Task requirements - Write out the lines from the line containing "Enumerate this screenshot's" through the final line of the listing below, exactly, omitting every other line.

The records -
= = = = = = =

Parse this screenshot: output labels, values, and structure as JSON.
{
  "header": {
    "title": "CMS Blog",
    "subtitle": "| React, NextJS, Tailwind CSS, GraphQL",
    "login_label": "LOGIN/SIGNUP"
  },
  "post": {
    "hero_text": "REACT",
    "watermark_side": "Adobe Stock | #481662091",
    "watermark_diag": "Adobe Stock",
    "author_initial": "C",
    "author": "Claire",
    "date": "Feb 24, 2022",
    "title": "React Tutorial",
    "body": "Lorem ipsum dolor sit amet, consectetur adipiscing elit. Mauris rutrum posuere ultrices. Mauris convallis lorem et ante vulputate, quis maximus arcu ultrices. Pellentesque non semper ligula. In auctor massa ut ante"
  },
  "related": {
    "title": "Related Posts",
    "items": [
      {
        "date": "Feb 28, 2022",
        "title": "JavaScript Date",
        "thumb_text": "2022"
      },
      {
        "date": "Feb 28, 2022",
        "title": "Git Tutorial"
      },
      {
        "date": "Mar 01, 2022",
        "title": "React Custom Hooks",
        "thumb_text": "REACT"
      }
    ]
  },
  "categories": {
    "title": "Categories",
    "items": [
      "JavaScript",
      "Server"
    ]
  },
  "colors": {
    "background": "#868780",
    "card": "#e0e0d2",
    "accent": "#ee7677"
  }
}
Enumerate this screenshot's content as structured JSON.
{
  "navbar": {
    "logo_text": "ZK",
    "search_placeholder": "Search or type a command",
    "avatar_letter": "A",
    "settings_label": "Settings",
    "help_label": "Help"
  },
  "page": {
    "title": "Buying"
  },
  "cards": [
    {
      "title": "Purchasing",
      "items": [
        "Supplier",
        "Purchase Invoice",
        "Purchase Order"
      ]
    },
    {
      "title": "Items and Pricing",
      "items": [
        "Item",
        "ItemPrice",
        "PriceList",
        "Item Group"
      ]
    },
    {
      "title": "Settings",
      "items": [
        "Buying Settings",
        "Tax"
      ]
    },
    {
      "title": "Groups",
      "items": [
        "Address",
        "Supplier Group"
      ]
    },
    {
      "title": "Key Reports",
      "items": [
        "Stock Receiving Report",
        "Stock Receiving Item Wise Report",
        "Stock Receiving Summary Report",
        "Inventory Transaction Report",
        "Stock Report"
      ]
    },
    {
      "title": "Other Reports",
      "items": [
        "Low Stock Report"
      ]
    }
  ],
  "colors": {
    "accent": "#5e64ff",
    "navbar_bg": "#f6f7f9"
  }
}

= = = = = = =

Exercise answer -
Enumerate this screenshot's content as structured JSON.
{
  "navbar": {
    "logo_text": "ZK",
    "search_placeholder": "Search or type a command",
    "avatar_letter": "A",
    "settings_label": "Settings",
    "help_label": "Help"
  },
  "page": {
    "title": "Buying"
  },
  "cards": [
    {
      "title": "Purchasing",
      "items": [
        "Supplier",
        "Purchase Invoice",
        "Purchase Order"
      ]
    },
    {
      "title": "Items and Pricing",
      "items": [
        "Item",
        "ItemPrice",
        "PriceList",
        "Item Group"
      ]
    },
    {
      "title": "Settings",
      "items": [
        "Buying Settings",
        "Tax"
      ]
    },
    {
      "title": "Groups",
      "items": [
        "Address",
        "Supplier Group"
      ]
    },
    {
      "title": "Key Reports",
      "items": [
        "Stock Receiving Report",
        "Stock Receiving Item Wise Report",
        "Stock Receiving Summary Report",
        "Inventory Transaction Report",
        "Stock Report"
      ]
    },
    {
      "title": "Other Reports",
      "items": [
        "Low Stock Report"
      ]
    }
  ],
  "colors": {
    "accent": "#5e64ff",
    "navbar_bg": "#f6f7f9"
  }
}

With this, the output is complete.